■ Excerpted data
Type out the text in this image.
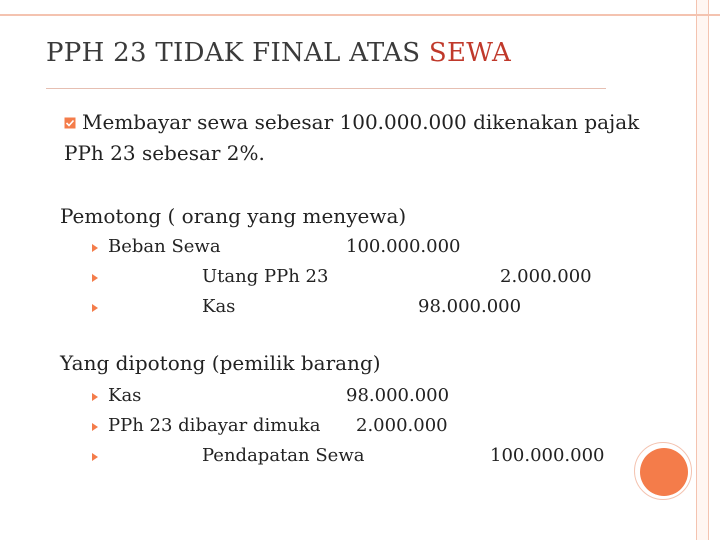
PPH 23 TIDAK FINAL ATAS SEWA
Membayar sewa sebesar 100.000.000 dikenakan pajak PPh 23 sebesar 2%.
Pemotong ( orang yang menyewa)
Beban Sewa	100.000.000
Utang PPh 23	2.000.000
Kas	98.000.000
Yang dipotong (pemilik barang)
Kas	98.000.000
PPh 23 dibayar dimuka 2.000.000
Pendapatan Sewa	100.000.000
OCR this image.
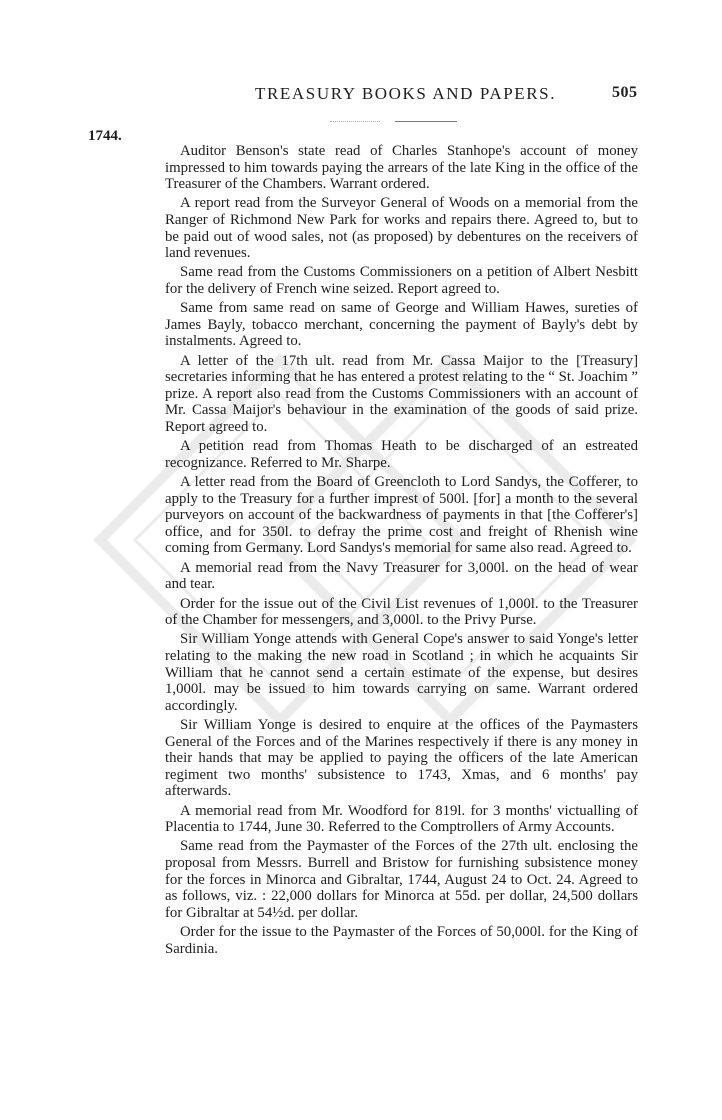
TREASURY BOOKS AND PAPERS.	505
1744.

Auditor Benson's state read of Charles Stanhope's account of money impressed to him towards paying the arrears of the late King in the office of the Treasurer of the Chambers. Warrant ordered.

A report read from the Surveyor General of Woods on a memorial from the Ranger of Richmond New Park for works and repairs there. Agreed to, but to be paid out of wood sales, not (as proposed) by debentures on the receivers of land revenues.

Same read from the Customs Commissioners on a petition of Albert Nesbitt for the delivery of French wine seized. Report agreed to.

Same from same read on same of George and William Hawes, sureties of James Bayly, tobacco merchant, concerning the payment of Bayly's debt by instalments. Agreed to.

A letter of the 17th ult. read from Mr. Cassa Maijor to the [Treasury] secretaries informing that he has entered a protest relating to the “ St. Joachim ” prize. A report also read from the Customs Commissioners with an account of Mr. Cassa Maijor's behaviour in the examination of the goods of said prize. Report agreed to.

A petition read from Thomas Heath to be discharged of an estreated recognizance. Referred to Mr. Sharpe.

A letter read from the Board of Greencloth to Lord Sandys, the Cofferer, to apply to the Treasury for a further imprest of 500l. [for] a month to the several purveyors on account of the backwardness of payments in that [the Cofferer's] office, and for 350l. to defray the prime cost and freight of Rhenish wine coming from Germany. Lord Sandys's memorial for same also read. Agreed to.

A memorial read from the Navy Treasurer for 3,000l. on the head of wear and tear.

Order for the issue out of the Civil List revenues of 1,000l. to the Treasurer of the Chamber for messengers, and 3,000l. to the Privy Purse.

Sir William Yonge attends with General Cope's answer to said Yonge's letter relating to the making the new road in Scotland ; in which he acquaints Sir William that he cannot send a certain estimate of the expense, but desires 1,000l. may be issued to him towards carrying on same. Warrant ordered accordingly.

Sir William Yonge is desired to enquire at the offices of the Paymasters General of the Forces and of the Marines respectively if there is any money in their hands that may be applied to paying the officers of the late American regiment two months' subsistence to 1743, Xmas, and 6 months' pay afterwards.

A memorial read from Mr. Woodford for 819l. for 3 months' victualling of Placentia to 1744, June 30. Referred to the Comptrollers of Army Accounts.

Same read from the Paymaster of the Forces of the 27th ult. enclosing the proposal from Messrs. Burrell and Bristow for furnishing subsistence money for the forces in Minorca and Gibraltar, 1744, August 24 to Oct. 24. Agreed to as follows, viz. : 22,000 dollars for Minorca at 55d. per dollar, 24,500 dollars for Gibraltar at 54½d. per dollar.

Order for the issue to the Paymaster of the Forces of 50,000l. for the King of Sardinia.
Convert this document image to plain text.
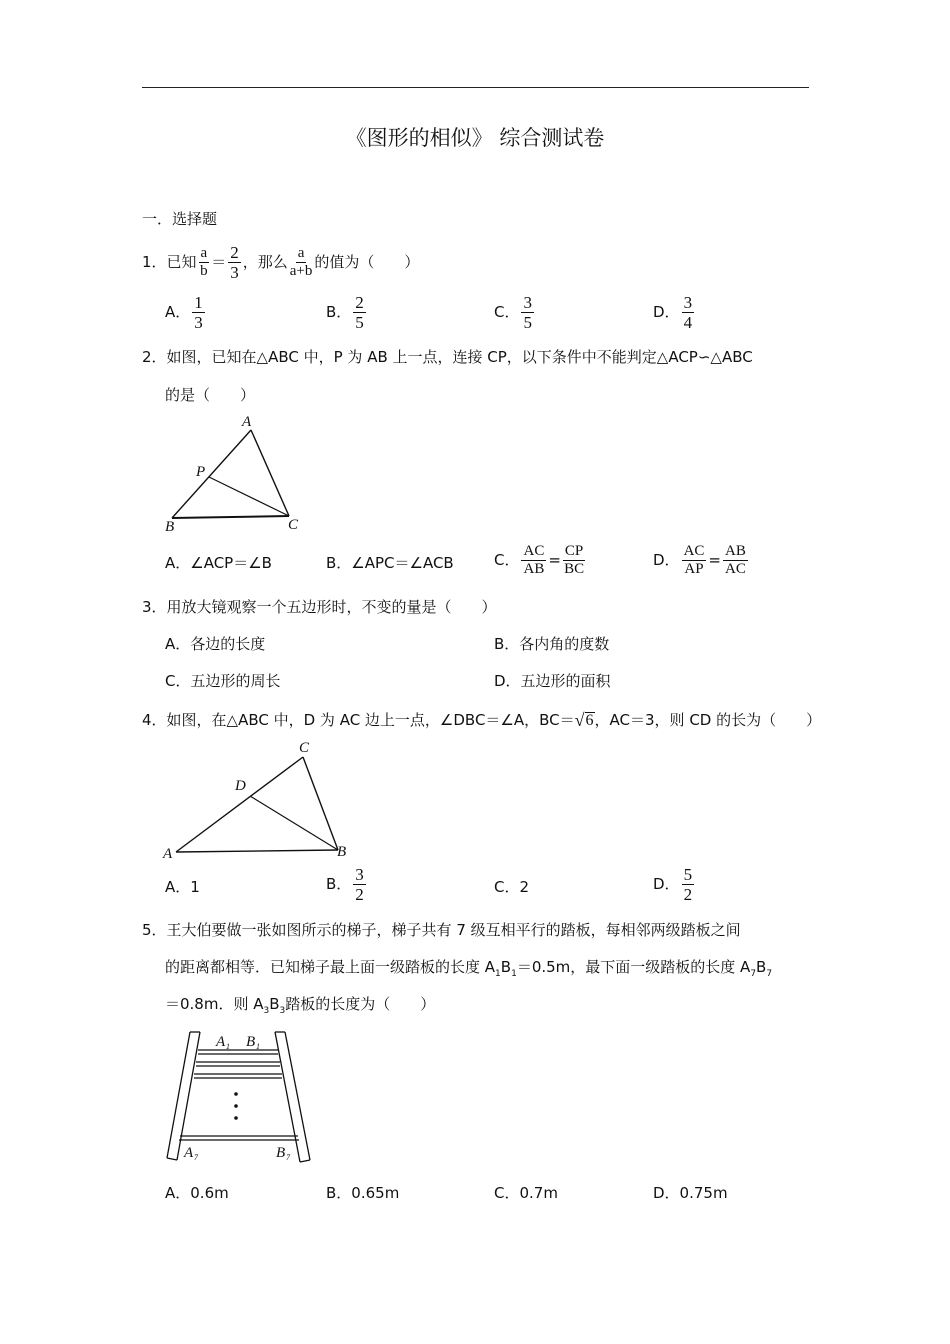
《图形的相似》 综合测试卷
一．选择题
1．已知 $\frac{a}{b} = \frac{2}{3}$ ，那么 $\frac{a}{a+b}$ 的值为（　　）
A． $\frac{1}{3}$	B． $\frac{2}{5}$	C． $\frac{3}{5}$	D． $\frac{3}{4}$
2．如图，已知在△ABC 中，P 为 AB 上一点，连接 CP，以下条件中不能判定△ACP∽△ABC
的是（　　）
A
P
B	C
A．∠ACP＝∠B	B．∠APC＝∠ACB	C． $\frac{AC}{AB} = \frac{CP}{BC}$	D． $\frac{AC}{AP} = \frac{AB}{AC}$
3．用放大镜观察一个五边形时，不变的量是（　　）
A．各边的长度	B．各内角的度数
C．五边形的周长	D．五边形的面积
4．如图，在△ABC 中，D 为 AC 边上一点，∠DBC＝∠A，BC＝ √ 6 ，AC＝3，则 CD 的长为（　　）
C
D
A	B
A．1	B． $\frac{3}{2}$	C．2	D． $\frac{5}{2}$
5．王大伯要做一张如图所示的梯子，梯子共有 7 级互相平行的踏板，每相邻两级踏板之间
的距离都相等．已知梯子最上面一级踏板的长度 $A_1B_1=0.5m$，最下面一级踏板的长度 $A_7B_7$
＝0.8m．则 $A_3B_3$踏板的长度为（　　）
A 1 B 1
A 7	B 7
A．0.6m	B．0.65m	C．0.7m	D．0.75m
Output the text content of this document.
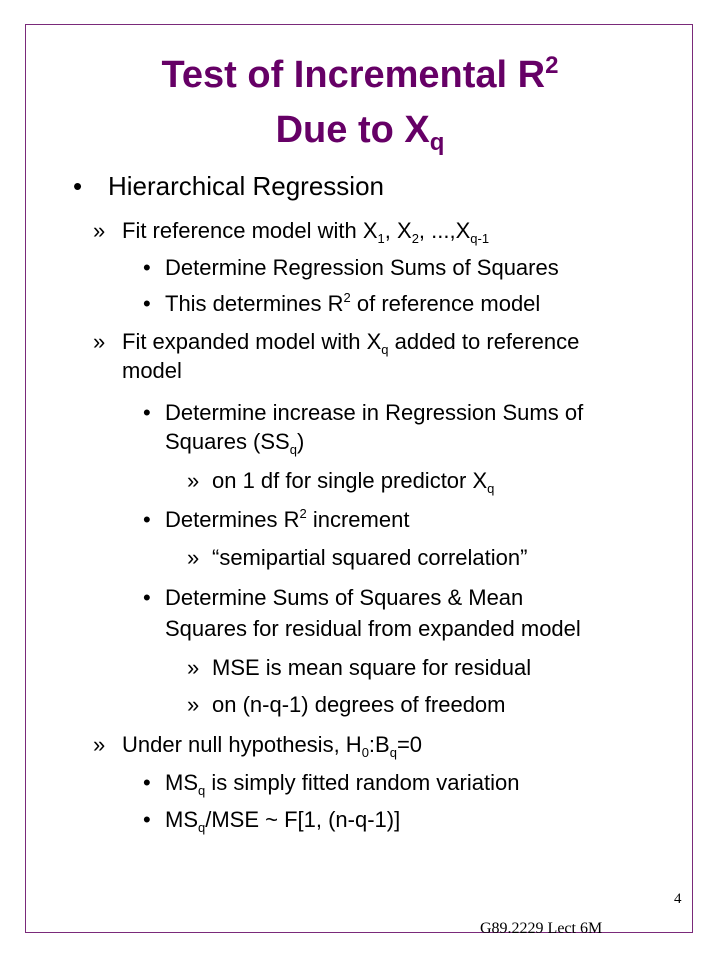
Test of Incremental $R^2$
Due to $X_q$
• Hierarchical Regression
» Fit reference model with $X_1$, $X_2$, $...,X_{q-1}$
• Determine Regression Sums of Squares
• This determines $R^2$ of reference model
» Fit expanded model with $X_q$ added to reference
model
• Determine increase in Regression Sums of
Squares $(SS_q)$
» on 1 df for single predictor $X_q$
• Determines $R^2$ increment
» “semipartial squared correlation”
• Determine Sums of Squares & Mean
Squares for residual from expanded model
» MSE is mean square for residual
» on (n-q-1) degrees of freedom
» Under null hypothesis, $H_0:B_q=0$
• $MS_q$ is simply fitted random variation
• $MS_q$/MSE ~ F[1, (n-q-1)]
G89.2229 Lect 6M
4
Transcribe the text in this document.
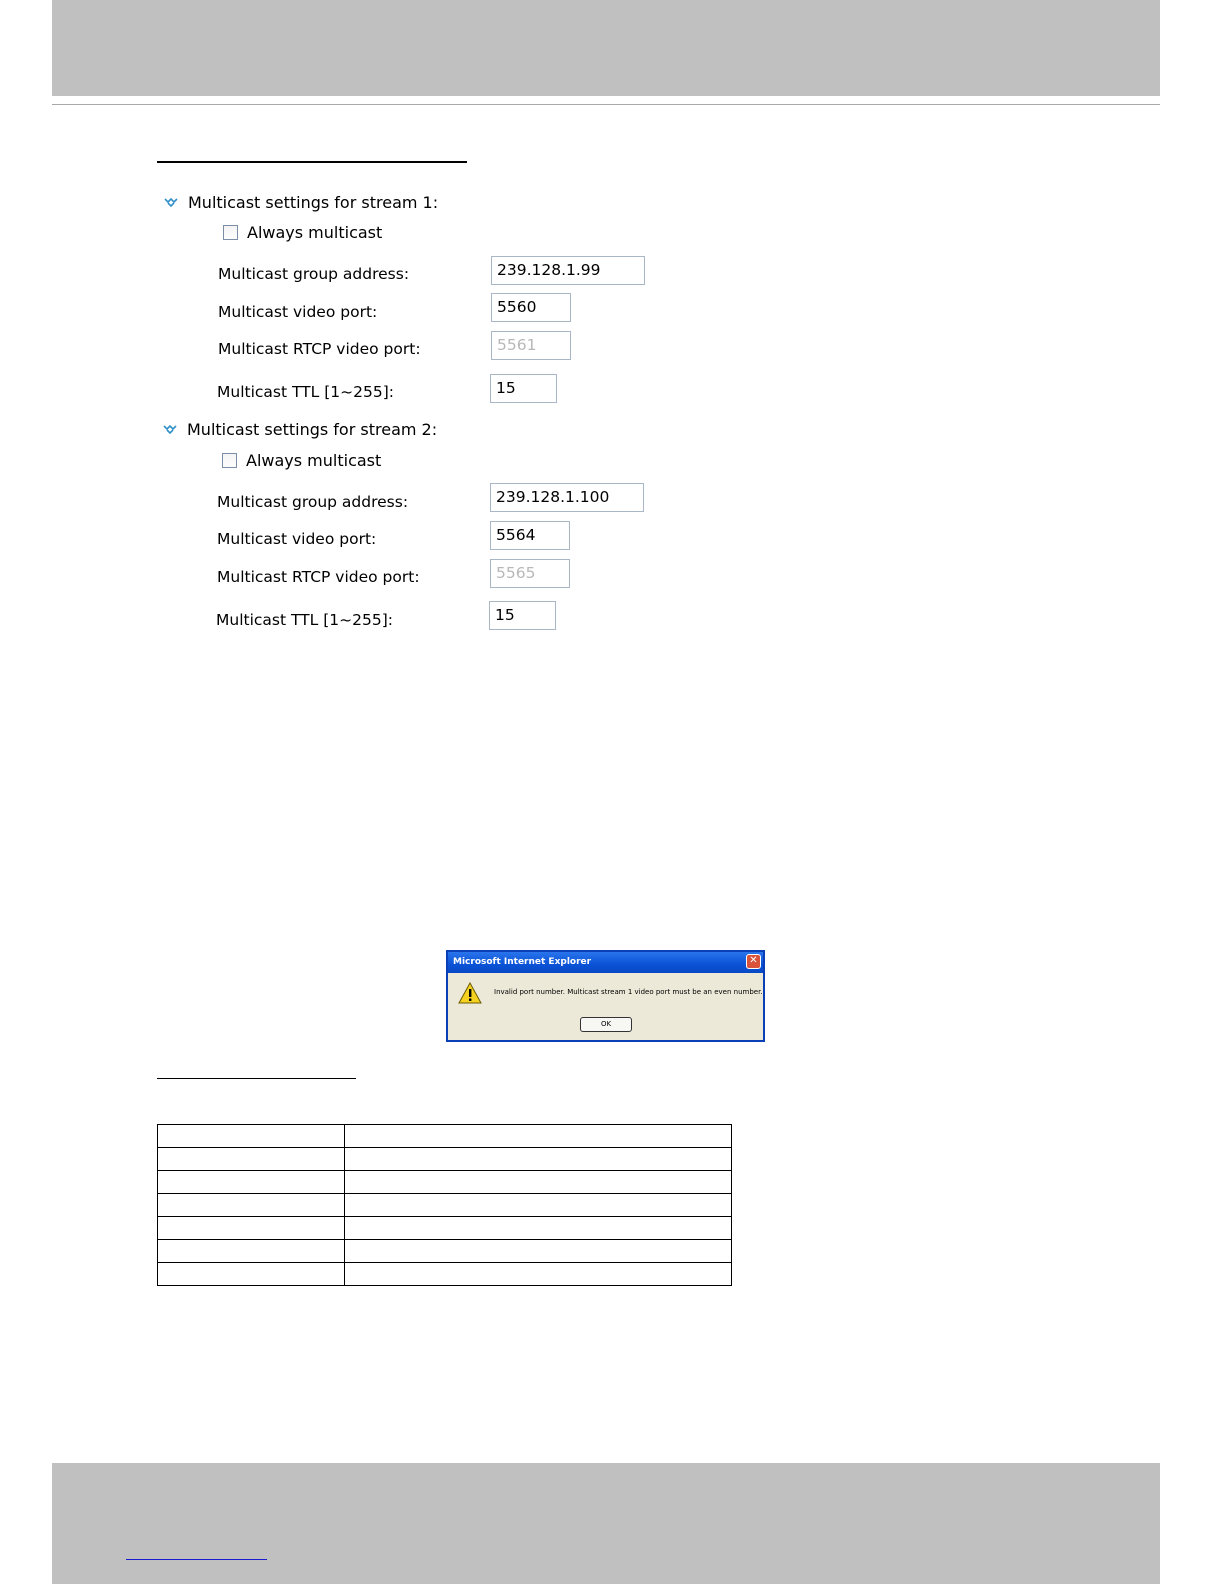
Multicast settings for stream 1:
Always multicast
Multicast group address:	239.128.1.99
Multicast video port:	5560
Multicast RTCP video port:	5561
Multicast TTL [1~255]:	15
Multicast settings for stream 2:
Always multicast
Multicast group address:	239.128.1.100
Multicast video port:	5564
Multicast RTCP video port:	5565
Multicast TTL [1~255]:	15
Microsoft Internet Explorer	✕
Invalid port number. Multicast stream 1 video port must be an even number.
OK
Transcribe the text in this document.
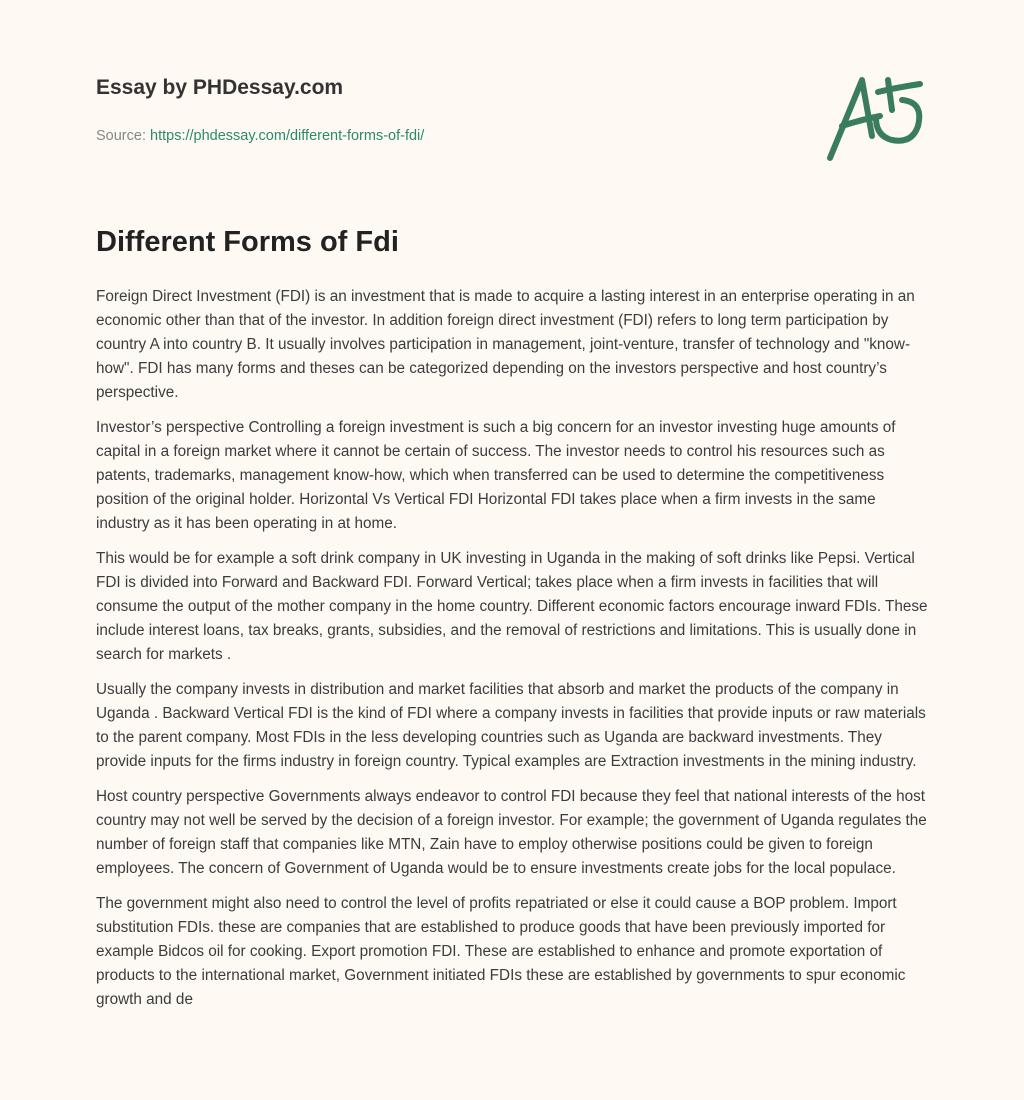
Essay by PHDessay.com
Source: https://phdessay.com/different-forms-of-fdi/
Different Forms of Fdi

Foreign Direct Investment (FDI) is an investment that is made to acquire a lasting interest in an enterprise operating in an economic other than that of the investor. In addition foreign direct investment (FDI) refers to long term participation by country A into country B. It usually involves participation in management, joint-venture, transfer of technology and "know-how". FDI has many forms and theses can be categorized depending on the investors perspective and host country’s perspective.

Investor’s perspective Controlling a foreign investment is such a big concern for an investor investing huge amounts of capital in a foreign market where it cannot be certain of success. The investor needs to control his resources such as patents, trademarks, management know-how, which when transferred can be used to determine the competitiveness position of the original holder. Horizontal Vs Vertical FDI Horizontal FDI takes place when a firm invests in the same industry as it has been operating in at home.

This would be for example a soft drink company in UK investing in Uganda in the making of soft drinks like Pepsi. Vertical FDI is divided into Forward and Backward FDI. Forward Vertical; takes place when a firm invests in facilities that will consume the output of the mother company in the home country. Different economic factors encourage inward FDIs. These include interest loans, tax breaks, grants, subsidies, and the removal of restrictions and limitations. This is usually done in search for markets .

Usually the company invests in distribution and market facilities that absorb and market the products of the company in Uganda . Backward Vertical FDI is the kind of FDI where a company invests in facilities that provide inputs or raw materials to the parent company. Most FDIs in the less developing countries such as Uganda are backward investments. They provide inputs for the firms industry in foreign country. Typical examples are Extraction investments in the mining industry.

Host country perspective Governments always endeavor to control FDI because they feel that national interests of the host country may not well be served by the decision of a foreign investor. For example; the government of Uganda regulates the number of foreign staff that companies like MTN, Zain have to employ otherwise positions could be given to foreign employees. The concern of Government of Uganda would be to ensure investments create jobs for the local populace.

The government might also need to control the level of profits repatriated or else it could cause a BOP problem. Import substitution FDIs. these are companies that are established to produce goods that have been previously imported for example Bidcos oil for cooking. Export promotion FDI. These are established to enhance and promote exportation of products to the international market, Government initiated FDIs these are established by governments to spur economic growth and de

■ Problem requirements
Note how many lines in the material hold the word "Squares", and give that number with nothing added.

■ Expected answer
4